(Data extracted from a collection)
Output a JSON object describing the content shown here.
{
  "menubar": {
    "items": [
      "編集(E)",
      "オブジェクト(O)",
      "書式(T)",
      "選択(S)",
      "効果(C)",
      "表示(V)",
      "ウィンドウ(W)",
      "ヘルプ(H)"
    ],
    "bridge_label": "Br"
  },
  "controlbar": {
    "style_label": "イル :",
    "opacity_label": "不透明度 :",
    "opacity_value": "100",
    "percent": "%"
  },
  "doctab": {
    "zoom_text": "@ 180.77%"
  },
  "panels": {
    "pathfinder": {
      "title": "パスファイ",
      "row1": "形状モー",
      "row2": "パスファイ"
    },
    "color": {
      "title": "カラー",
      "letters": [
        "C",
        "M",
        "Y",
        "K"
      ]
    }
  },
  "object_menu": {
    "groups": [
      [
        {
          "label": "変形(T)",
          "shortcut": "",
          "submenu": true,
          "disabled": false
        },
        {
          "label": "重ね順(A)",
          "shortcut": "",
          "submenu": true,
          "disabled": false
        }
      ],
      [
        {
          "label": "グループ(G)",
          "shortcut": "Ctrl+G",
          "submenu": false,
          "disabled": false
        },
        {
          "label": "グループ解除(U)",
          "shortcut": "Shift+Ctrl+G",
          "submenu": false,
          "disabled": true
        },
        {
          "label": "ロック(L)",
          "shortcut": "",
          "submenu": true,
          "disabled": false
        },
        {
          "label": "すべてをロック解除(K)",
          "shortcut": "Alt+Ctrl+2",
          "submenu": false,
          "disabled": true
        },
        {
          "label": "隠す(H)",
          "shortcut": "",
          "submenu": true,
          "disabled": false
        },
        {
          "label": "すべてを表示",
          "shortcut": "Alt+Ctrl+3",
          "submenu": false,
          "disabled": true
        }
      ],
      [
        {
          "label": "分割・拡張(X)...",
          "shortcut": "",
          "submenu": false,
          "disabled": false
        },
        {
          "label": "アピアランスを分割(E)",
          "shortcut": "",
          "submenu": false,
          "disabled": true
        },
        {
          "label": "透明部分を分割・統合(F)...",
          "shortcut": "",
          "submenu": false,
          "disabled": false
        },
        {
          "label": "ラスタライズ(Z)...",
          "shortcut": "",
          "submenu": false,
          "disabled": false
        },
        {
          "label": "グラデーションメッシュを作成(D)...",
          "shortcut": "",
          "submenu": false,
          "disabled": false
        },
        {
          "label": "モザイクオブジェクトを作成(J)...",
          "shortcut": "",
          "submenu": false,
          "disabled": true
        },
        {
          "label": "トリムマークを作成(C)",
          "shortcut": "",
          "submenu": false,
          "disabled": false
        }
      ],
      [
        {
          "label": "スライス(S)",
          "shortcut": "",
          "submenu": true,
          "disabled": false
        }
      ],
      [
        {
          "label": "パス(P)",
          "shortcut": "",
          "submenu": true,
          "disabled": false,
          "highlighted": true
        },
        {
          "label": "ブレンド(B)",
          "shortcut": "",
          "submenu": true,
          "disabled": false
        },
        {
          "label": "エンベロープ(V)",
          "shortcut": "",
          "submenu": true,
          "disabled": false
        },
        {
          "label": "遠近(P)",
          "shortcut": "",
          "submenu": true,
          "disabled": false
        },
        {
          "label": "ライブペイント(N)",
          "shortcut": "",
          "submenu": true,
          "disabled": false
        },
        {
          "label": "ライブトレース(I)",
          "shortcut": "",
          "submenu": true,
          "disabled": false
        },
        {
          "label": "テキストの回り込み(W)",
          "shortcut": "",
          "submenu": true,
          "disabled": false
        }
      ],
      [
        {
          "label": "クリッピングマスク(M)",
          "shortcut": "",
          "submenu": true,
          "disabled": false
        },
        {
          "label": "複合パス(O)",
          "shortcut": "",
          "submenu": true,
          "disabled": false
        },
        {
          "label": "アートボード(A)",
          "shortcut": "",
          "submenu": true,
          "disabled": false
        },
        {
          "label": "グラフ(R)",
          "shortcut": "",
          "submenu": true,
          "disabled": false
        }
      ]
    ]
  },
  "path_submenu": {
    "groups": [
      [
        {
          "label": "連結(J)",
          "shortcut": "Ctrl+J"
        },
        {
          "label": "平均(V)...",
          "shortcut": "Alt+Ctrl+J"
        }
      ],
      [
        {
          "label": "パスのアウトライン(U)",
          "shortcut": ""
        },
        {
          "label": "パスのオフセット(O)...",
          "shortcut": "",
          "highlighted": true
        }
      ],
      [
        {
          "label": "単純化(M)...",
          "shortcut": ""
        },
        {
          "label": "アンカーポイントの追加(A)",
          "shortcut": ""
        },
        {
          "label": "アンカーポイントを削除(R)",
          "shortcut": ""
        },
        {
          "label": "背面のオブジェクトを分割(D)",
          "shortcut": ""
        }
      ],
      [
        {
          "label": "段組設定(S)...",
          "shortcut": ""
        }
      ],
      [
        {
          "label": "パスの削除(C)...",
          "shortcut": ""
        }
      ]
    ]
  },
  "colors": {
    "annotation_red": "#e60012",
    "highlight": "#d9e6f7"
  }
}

STATED TASK: Give every line of the material again, exactly as it reads.

EXPECTED ANSWER:
Output a JSON object describing the content shown here.
{
  "menubar": {
    "items": [
      "編集(E)",
      "オブジェクト(O)",
      "書式(T)",
      "選択(S)",
      "効果(C)",
      "表示(V)",
      "ウィンドウ(W)",
      "ヘルプ(H)"
    ],
    "bridge_label": "Br"
  },
  "controlbar": {
    "style_label": "イル :",
    "opacity_label": "不透明度 :",
    "opacity_value": "100",
    "percent": "%"
  },
  "doctab": {
    "zoom_text": "@ 180.77%"
  },
  "panels": {
    "pathfinder": {
      "title": "パスファイ",
      "row1": "形状モー",
      "row2": "パスファイ"
    },
    "color": {
      "title": "カラー",
      "letters": [
        "C",
        "M",
        "Y",
        "K"
      ]
    }
  },
  "object_menu": {
    "groups": [
      [
        {
          "label": "変形(T)",
          "shortcut": "",
          "submenu": true,
          "disabled": false
        },
        {
          "label": "重ね順(A)",
          "shortcut": "",
          "submenu": true,
          "disabled": false
        }
      ],
      [
        {
          "label": "グループ(G)",
          "shortcut": "Ctrl+G",
          "submenu": false,
          "disabled": false
        },
        {
          "label": "グループ解除(U)",
          "shortcut": "Shift+Ctrl+G",
          "submenu": false,
          "disabled": true
        },
        {
          "label": "ロック(L)",
          "shortcut": "",
          "submenu": true,
          "disabled": false
        },
        {
          "label": "すべてをロック解除(K)",
          "shortcut": "Alt+Ctrl+2",
          "submenu": false,
          "disabled": true
        },
        {
          "label": "隠す(H)",
          "shortcut": "",
          "submenu": true,
          "disabled": false
        },
        {
          "label": "すべてを表示",
          "shortcut": "Alt+Ctrl+3",
          "submenu": false,
          "disabled": true
        }
      ],
      [
        {
          "label": "分割・拡張(X)...",
          "shortcut": "",
          "submenu": false,
          "disabled": false
        },
        {
          "label": "アピアランスを分割(E)",
          "shortcut": "",
          "submenu": false,
          "disabled": true
        },
        {
          "label": "透明部分を分割・統合(F)...",
          "shortcut": "",
          "submenu": false,
          "disabled": false
        },
        {
          "label": "ラスタライズ(Z)...",
          "shortcut": "",
          "submenu": false,
          "disabled": false
        },
        {
          "label": "グラデーションメッシュを作成(D)...",
          "shortcut": "",
          "submenu": false,
          "disabled": false
        },
        {
          "label": "モザイクオブジェクトを作成(J)...",
          "shortcut": "",
          "submenu": false,
          "disabled": true
        },
        {
          "label": "トリムマークを作成(C)",
          "shortcut": "",
          "submenu": false,
          "disabled": false
        }
      ],
      [
        {
          "label": "スライス(S)",
          "shortcut": "",
          "submenu": true,
          "disabled": false
        }
      ],
      [
        {
          "label": "パス(P)",
          "shortcut": "",
          "submenu": true,
          "disabled": false,
          "highlighted": true
        },
        {
          "label": "ブレンド(B)",
          "shortcut": "",
          "submenu": true,
          "disabled": false
        },
        {
          "label": "エンベロープ(V)",
          "shortcut": "",
          "submenu": true,
          "disabled": false
        },
        {
          "label": "遠近(P)",
          "shortcut": "",
          "submenu": true,
          "disabled": false
        },
        {
          "label": "ライブペイント(N)",
          "shortcut": "",
          "submenu": true,
          "disabled": false
        },
        {
          "label": "ライブトレース(I)",
          "shortcut": "",
          "submenu": true,
          "disabled": false
        },
        {
          "label": "テキストの回り込み(W)",
          "shortcut": "",
          "submenu": true,
          "disabled": false
        }
      ],
      [
        {
          "label": "クリッピングマスク(M)",
          "shortcut": "",
          "submenu": true,
          "disabled": false
        },
        {
          "label": "複合パス(O)",
          "shortcut": "",
          "submenu": true,
          "disabled": false
        },
        {
          "label": "アートボード(A)",
          "shortcut": "",
          "submenu": true,
          "disabled": false
        },
        {
          "label": "グラフ(R)",
          "shortcut": "",
          "submenu": true,
          "disabled": false
        }
      ]
    ]
  },
  "path_submenu": {
    "groups": [
      [
        {
          "label": "連結(J)",
          "shortcut": "Ctrl+J"
        },
        {
          "label": "平均(V)...",
          "shortcut": "Alt+Ctrl+J"
        }
      ],
      [
        {
          "label": "パスのアウトライン(U)",
          "shortcut": ""
        },
        {
          "label": "パスのオフセット(O)...",
          "shortcut": "",
          "highlighted": true
        }
      ],
      [
        {
          "label": "単純化(M)...",
          "shortcut": ""
        },
        {
          "label": "アンカーポイントの追加(A)",
          "shortcut": ""
        },
        {
          "label": "アンカーポイントを削除(R)",
          "shortcut": ""
        },
        {
          "label": "背面のオブジェクトを分割(D)",
          "shortcut": ""
        }
      ],
      [
        {
          "label": "段組設定(S)...",
          "shortcut": ""
        }
      ],
      [
        {
          "label": "パスの削除(C)...",
          "shortcut": ""
        }
      ]
    ]
  },
  "colors": {
    "annotation_red": "#e60012",
    "highlight": "#d9e6f7"
  }
}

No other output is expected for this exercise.